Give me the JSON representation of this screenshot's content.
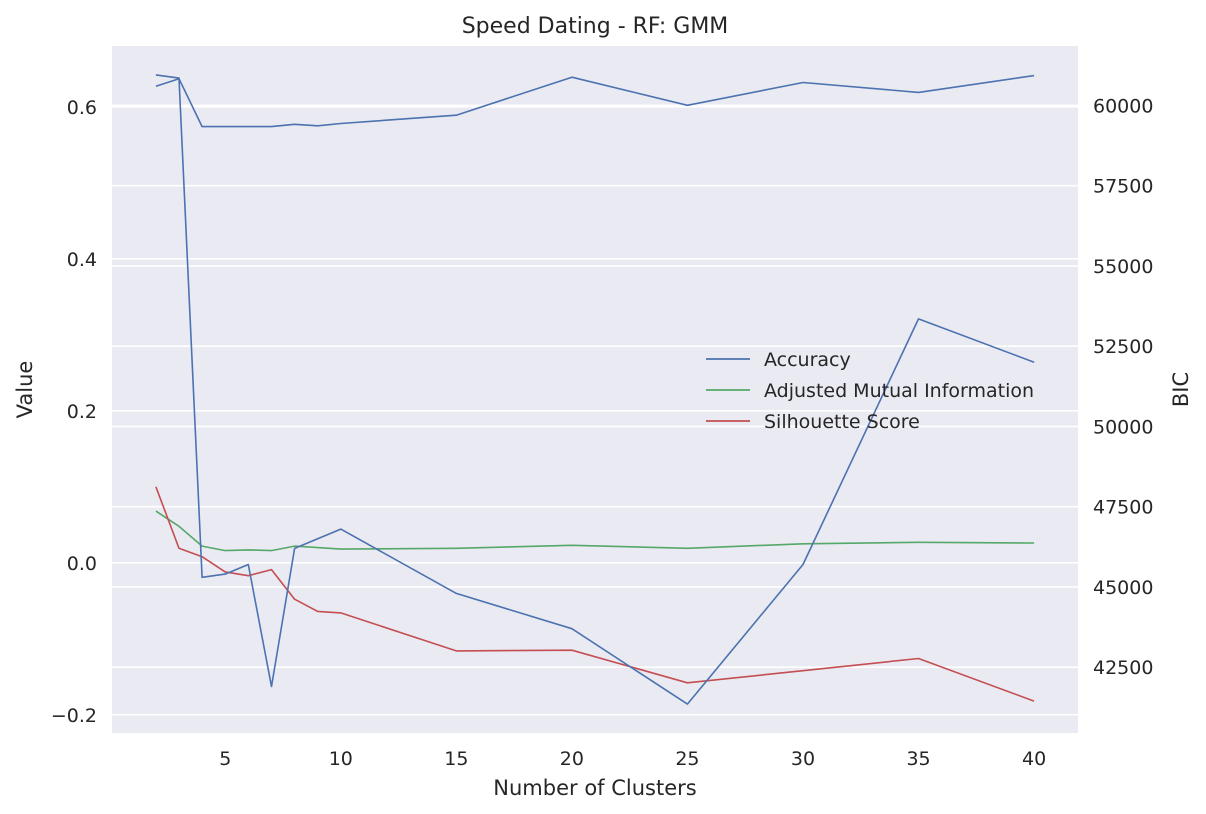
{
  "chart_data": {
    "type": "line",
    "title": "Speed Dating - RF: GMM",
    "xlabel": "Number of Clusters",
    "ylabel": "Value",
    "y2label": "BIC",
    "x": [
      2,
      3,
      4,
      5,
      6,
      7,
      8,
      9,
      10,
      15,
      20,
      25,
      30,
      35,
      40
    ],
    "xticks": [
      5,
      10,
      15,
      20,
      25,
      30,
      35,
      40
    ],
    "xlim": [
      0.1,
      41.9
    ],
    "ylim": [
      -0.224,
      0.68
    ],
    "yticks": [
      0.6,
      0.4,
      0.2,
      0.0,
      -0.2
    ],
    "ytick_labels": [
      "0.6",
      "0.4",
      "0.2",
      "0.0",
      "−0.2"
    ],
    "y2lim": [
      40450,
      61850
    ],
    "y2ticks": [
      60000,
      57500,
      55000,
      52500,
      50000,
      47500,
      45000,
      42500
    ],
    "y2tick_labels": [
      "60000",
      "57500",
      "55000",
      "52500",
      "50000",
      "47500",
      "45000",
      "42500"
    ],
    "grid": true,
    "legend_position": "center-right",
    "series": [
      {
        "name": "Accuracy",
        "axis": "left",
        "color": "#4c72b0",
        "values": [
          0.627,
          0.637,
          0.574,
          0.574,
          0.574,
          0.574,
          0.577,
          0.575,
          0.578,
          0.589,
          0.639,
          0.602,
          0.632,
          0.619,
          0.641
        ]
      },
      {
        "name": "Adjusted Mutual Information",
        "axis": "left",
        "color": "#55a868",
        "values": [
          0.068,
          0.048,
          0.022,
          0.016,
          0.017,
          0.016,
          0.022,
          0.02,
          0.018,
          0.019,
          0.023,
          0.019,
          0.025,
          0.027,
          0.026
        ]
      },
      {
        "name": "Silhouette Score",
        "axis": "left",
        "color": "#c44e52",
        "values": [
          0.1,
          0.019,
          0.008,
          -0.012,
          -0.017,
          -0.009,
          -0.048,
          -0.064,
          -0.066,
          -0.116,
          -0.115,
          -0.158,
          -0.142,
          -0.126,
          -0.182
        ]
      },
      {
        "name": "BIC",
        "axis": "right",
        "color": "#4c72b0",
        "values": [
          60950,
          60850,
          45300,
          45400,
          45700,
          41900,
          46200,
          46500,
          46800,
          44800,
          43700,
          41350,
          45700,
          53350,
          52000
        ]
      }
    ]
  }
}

_ _ _ _

Exercise brief
Extract every line above that contains the word "color".

Solution to this problem
        "color": "#4c72b0",
        "color": "#55a868",
        "color": "#c44e52",
        "color": "#4c72b0",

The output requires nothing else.